- Goal
Set down the material below in full, matching it exactly.

- Supplied material
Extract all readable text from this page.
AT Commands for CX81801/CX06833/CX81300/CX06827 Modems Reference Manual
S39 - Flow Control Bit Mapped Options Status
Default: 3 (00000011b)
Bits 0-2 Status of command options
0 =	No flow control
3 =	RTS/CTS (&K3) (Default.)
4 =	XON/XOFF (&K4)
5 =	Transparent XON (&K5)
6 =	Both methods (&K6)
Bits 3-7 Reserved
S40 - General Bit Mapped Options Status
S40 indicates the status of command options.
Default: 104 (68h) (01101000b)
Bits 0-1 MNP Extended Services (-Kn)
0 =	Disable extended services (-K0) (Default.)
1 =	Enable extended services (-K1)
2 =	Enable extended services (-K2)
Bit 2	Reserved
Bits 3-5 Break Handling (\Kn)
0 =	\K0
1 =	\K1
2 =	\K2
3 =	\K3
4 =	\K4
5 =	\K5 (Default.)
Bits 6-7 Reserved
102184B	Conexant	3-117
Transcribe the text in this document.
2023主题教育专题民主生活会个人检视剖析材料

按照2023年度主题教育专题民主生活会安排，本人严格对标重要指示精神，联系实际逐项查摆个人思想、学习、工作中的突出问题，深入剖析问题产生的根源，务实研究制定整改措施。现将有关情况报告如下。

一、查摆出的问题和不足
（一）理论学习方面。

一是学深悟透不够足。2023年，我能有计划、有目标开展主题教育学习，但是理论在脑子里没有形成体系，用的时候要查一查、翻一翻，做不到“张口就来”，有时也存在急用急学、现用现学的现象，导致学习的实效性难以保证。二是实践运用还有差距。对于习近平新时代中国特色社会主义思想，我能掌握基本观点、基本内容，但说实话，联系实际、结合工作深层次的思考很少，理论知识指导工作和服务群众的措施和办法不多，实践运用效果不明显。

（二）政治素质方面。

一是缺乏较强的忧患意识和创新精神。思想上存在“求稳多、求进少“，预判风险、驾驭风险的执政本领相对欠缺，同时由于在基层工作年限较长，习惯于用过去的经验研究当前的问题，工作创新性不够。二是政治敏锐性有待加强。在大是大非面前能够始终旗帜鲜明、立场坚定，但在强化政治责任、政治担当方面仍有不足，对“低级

- The completed task
Extract all readable text from this page.
AT Commands for CX81801/CX06833/CX81300/CX06827 Modems Reference Manual
S39 - Flow Control Bit Mapped Options Status
Default: 3 (00000011b)
Bits 0-2 Status of command options
0 =	No flow control
3 =	RTS/CTS (&K3) (Default.)
4 =	XON/XOFF (&K4)
5 =	Transparent XON (&K5)
6 =	Both methods (&K6)
Bits 3-7 Reserved
S40 - General Bit Mapped Options Status
S40 indicates the status of command options.
Default: 104 (68h) (01101000b)
Bits 0-1 MNP Extended Services (-Kn)
0 =	Disable extended services (-K0) (Default.)
1 =	Enable extended services (-K1)
2 =	Enable extended services (-K2)
Bit 2	Reserved
Bits 3-5 Break Handling (\Kn)
0 =	\K0
1 =	\K1
2 =	\K2
3 =	\K3
4 =	\K4
5 =	\K5 (Default.)
Bits 6-7 Reserved
102184B	Conexant	3-117
Transcribe the text in this document.
2023主题教育专题民主生活会个人检视剖析材料

按照2023年度主题教育专题民主生活会安排，本人严格对标重要指示精神，联系实际逐项查摆个人思想、学习、工作中的突出问题，深入剖析问题产生的根源，务实研究制定整改措施。现将有关情况报告如下。

一、查摆出的问题和不足
（一）理论学习方面。

一是学深悟透不够足。2023年，我能有计划、有目标开展主题教育学习，但是理论在脑子里没有形成体系，用的时候要查一查、翻一翻，做不到“张口就来”，有时也存在急用急学、现用现学的现象，导致学习的实效性难以保证。二是实践运用还有差距。对于习近平新时代中国特色社会主义思想，我能掌握基本观点、基本内容，但说实话，联系实际、结合工作深层次的思考很少，理论知识指导工作和服务群众的措施和办法不多，实践运用效果不明显。

（二）政治素质方面。

一是缺乏较强的忧患意识和创新精神。思想上存在“求稳多、求进少“，预判风险、驾驭风险的执政本领相对欠缺，同时由于在基层工作年限较长，习惯于用过去的经验研究当前的问题，工作创新性不够。二是政治敏锐性有待加强。在大是大非面前能够始终旗帜鲜明、立场坚定，但在强化政治责任、政治担当方面仍有不足，对“低级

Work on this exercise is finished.